> [Aim of the task] Copy all the data exactly, except the pictures.

Collected data
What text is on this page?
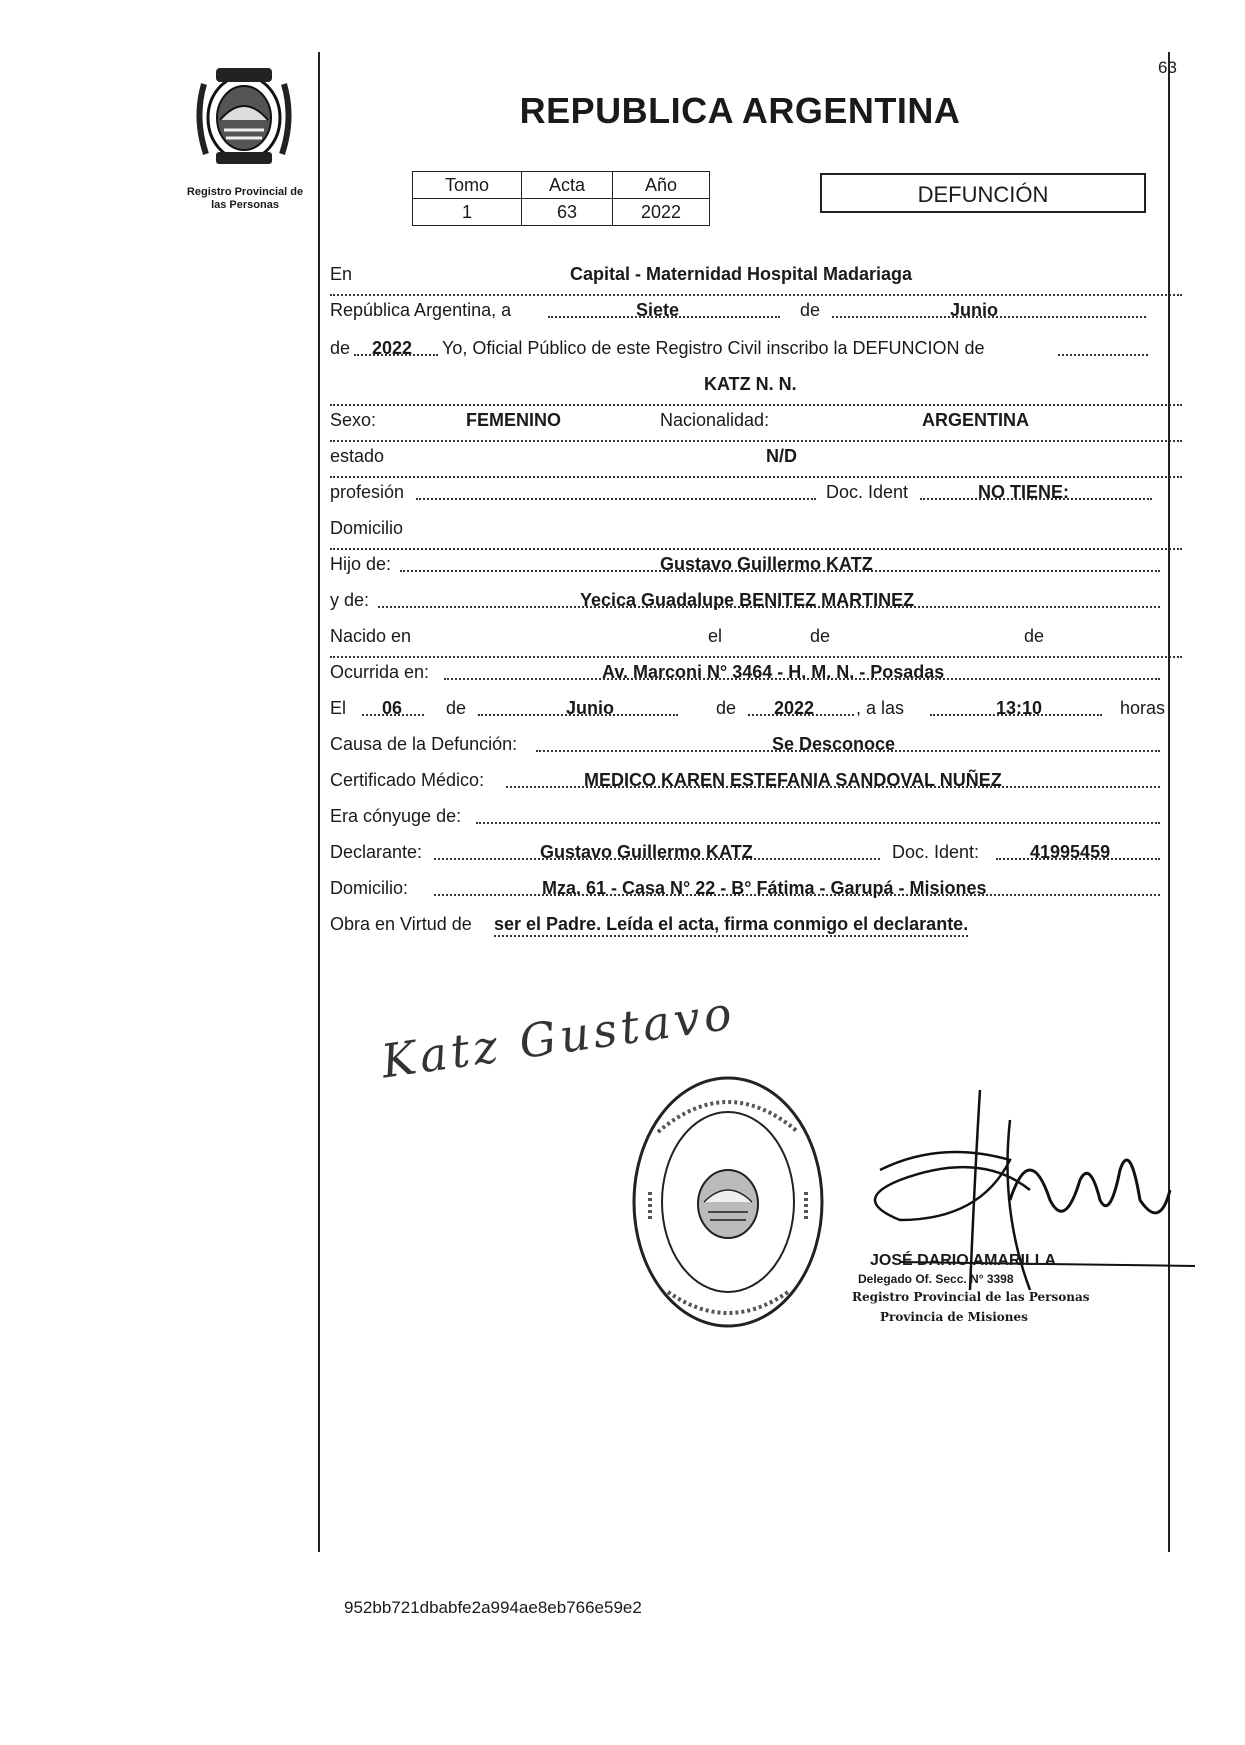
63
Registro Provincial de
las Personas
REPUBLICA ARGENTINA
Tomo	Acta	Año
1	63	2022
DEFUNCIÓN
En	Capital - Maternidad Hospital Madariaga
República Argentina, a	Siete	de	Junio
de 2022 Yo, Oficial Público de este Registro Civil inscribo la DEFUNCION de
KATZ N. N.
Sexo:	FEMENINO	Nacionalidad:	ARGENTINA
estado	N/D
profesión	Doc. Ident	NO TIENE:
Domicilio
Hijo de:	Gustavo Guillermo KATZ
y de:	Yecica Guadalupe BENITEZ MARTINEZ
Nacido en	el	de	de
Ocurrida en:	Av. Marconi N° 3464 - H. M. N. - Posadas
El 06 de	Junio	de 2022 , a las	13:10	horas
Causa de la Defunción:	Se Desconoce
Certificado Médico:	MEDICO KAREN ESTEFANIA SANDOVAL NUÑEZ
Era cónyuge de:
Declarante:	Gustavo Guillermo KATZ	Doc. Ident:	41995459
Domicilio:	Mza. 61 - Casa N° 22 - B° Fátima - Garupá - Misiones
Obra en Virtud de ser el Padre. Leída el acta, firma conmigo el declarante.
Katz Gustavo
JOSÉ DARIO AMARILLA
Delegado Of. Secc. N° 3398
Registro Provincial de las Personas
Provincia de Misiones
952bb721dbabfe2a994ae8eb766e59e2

> [Solution]
What text is on this page?
63
Registro Provincial de
las Personas
REPUBLICA ARGENTINA
Tomo	Acta	Año
1	63	2022
DEFUNCIÓN
En	Capital - Maternidad Hospital Madariaga
República Argentina, a	Siete	de	Junio
de 2022 Yo, Oficial Público de este Registro Civil inscribo la DEFUNCION de
KATZ N. N.
Sexo:	FEMENINO	Nacionalidad:	ARGENTINA
estado	N/D
profesión	Doc. Ident	NO TIENE:
Domicilio
Hijo de:	Gustavo Guillermo KATZ
y de:	Yecica Guadalupe BENITEZ MARTINEZ
Nacido en	el	de	de
Ocurrida en:	Av. Marconi N° 3464 - H. M. N. - Posadas
El 06 de	Junio	de 2022 , a las	13:10	horas
Causa de la Defunción:	Se Desconoce
Certificado Médico:	MEDICO KAREN ESTEFANIA SANDOVAL NUÑEZ
Era cónyuge de:
Declarante:	Gustavo Guillermo KATZ	Doc. Ident:	41995459
Domicilio:	Mza. 61 - Casa N° 22 - B° Fátima - Garupá - Misiones
Obra en Virtud de ser el Padre. Leída el acta, firma conmigo el declarante.
Katz Gustavo
JOSÉ DARIO AMARILLA
Delegado Of. Secc. N° 3398
Registro Provincial de las Personas
Provincia de Misiones
952bb721dbabfe2a994ae8eb766e59e2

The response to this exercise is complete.